• Exercise task
Reproduce this listing in full.

• Data for the task
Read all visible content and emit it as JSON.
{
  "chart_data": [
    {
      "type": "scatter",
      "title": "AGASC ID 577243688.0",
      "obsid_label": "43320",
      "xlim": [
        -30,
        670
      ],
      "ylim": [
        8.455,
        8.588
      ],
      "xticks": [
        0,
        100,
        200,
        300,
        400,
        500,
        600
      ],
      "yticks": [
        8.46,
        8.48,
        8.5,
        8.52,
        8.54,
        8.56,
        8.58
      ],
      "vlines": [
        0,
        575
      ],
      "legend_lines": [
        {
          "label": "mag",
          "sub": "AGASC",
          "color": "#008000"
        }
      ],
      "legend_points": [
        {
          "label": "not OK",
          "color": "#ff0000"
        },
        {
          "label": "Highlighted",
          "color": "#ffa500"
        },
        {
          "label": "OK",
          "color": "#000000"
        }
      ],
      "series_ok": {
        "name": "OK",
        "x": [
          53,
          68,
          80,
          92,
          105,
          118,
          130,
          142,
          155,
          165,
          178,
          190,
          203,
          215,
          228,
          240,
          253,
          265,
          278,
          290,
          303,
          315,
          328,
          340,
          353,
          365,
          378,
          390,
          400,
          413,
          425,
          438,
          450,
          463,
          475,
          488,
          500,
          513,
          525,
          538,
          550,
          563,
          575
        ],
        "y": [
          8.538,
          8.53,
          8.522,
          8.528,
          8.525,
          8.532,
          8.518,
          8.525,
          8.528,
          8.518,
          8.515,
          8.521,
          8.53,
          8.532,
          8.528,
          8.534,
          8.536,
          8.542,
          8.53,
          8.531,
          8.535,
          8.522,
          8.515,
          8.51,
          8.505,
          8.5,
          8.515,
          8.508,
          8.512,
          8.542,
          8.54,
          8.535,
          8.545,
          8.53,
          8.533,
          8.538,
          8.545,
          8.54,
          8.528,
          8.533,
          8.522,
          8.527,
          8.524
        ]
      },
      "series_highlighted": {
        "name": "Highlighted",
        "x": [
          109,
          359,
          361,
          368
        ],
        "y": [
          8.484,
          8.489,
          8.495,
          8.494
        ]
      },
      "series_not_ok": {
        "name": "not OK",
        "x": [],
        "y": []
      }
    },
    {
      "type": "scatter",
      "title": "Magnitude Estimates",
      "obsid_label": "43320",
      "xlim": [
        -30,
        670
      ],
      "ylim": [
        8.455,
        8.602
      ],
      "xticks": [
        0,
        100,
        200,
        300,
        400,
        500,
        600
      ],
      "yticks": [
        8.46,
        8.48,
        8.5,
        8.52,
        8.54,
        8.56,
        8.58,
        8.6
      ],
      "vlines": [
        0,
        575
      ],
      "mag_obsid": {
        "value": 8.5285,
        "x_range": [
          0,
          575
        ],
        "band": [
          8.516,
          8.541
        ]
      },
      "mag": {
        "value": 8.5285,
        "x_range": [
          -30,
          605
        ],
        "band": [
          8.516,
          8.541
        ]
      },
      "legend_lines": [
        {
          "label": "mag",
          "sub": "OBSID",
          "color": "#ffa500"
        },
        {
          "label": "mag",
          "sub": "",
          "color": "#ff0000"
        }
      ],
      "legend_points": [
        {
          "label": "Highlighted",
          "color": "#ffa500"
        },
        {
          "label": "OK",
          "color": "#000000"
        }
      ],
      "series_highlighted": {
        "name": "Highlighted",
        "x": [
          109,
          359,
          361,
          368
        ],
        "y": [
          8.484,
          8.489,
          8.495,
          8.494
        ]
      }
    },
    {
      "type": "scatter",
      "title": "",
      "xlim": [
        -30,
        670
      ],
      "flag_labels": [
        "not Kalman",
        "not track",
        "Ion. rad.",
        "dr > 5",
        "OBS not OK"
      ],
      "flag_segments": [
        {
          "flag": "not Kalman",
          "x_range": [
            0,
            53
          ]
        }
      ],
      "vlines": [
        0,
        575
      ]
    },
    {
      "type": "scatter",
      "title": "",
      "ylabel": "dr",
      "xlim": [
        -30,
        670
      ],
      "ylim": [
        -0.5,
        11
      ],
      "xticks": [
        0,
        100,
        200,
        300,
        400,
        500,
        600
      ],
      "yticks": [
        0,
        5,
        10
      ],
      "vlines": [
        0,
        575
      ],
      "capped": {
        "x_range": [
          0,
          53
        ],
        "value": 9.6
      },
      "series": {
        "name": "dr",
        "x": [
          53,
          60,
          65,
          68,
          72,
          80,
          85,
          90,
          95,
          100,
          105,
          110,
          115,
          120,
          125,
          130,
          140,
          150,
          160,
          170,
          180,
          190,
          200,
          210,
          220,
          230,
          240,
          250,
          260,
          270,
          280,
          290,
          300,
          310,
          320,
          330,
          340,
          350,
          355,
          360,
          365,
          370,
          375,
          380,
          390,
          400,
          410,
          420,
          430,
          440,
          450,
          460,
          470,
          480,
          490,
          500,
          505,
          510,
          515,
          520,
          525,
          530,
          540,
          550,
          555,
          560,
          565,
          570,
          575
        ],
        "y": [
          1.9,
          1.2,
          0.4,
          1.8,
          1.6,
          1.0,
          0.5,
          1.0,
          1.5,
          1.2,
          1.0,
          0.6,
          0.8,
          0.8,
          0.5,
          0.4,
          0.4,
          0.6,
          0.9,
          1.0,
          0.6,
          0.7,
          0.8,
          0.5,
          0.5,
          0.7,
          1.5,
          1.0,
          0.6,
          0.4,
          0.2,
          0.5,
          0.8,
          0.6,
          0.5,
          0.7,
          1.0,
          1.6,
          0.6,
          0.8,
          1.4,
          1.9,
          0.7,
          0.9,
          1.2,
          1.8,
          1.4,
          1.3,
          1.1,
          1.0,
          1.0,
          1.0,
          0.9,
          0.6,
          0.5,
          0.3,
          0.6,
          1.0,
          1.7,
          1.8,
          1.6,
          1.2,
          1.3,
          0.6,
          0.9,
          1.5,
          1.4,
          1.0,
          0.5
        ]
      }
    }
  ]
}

• Completed exercise
Read all visible content and emit it as JSON.
{
  "chart_data": [
    {
      "type": "scatter",
      "title": "AGASC ID 577243688.0",
      "obsid_label": "43320",
      "xlim": [
        -30,
        670
      ],
      "ylim": [
        8.455,
        8.588
      ],
      "xticks": [
        0,
        100,
        200,
        300,
        400,
        500,
        600
      ],
      "yticks": [
        8.46,
        8.48,
        8.5,
        8.52,
        8.54,
        8.56,
        8.58
      ],
      "vlines": [
        0,
        575
      ],
      "legend_lines": [
        {
          "label": "mag",
          "sub": "AGASC",
          "color": "#008000"
        }
      ],
      "legend_points": [
        {
          "label": "not OK",
          "color": "#ff0000"
        },
        {
          "label": "Highlighted",
          "color": "#ffa500"
        },
        {
          "label": "OK",
          "color": "#000000"
        }
      ],
      "series_ok": {
        "name": "OK",
        "x": [
          53,
          68,
          80,
          92,
          105,
          118,
          130,
          142,
          155,
          165,
          178,
          190,
          203,
          215,
          228,
          240,
          253,
          265,
          278,
          290,
          303,
          315,
          328,
          340,
          353,
          365,
          378,
          390,
          400,
          413,
          425,
          438,
          450,
          463,
          475,
          488,
          500,
          513,
          525,
          538,
          550,
          563,
          575
        ],
        "y": [
          8.538,
          8.53,
          8.522,
          8.528,
          8.525,
          8.532,
          8.518,
          8.525,
          8.528,
          8.518,
          8.515,
          8.521,
          8.53,
          8.532,
          8.528,
          8.534,
          8.536,
          8.542,
          8.53,
          8.531,
          8.535,
          8.522,
          8.515,
          8.51,
          8.505,
          8.5,
          8.515,
          8.508,
          8.512,
          8.542,
          8.54,
          8.535,
          8.545,
          8.53,
          8.533,
          8.538,
          8.545,
          8.54,
          8.528,
          8.533,
          8.522,
          8.527,
          8.524
        ]
      },
      "series_highlighted": {
        "name": "Highlighted",
        "x": [
          109,
          359,
          361,
          368
        ],
        "y": [
          8.484,
          8.489,
          8.495,
          8.494
        ]
      },
      "series_not_ok": {
        "name": "not OK",
        "x": [],
        "y": []
      }
    },
    {
      "type": "scatter",
      "title": "Magnitude Estimates",
      "obsid_label": "43320",
      "xlim": [
        -30,
        670
      ],
      "ylim": [
        8.455,
        8.602
      ],
      "xticks": [
        0,
        100,
        200,
        300,
        400,
        500,
        600
      ],
      "yticks": [
        8.46,
        8.48,
        8.5,
        8.52,
        8.54,
        8.56,
        8.58,
        8.6
      ],
      "vlines": [
        0,
        575
      ],
      "mag_obsid": {
        "value": 8.5285,
        "x_range": [
          0,
          575
        ],
        "band": [
          8.516,
          8.541
        ]
      },
      "mag": {
        "value": 8.5285,
        "x_range": [
          -30,
          605
        ],
        "band": [
          8.516,
          8.541
        ]
      },
      "legend_lines": [
        {
          "label": "mag",
          "sub": "OBSID",
          "color": "#ffa500"
        },
        {
          "label": "mag",
          "sub": "",
          "color": "#ff0000"
        }
      ],
      "legend_points": [
        {
          "label": "Highlighted",
          "color": "#ffa500"
        },
        {
          "label": "OK",
          "color": "#000000"
        }
      ],
      "series_highlighted": {
        "name": "Highlighted",
        "x": [
          109,
          359,
          361,
          368
        ],
        "y": [
          8.484,
          8.489,
          8.495,
          8.494
        ]
      }
    },
    {
      "type": "scatter",
      "title": "",
      "xlim": [
        -30,
        670
      ],
      "flag_labels": [
        "not Kalman",
        "not track",
        "Ion. rad.",
        "dr > 5",
        "OBS not OK"
      ],
      "flag_segments": [
        {
          "flag": "not Kalman",
          "x_range": [
            0,
            53
          ]
        }
      ],
      "vlines": [
        0,
        575
      ]
    },
    {
      "type": "scatter",
      "title": "",
      "ylabel": "dr",
      "xlim": [
        -30,
        670
      ],
      "ylim": [
        -0.5,
        11
      ],
      "xticks": [
        0,
        100,
        200,
        300,
        400,
        500,
        600
      ],
      "yticks": [
        0,
        5,
        10
      ],
      "vlines": [
        0,
        575
      ],
      "capped": {
        "x_range": [
          0,
          53
        ],
        "value": 9.6
      },
      "series": {
        "name": "dr",
        "x": [
          53,
          60,
          65,
          68,
          72,
          80,
          85,
          90,
          95,
          100,
          105,
          110,
          115,
          120,
          125,
          130,
          140,
          150,
          160,
          170,
          180,
          190,
          200,
          210,
          220,
          230,
          240,
          250,
          260,
          270,
          280,
          290,
          300,
          310,
          320,
          330,
          340,
          350,
          355,
          360,
          365,
          370,
          375,
          380,
          390,
          400,
          410,
          420,
          430,
          440,
          450,
          460,
          470,
          480,
          490,
          500,
          505,
          510,
          515,
          520,
          525,
          530,
          540,
          550,
          555,
          560,
          565,
          570,
          575
        ],
        "y": [
          1.9,
          1.2,
          0.4,
          1.8,
          1.6,
          1.0,
          0.5,
          1.0,
          1.5,
          1.2,
          1.0,
          0.6,
          0.8,
          0.8,
          0.5,
          0.4,
          0.4,
          0.6,
          0.9,
          1.0,
          0.6,
          0.7,
          0.8,
          0.5,
          0.5,
          0.7,
          1.5,
          1.0,
          0.6,
          0.4,
          0.2,
          0.5,
          0.8,
          0.6,
          0.5,
          0.7,
          1.0,
          1.6,
          0.6,
          0.8,
          1.4,
          1.9,
          0.7,
          0.9,
          1.2,
          1.8,
          1.4,
          1.3,
          1.1,
          1.0,
          1.0,
          1.0,
          0.9,
          0.6,
          0.5,
          0.3,
          0.6,
          1.0,
          1.7,
          1.8,
          1.6,
          1.2,
          1.3,
          0.6,
          0.9,
          1.5,
          1.4,
          1.0,
          0.5
        ]
      }
    }
  ]
}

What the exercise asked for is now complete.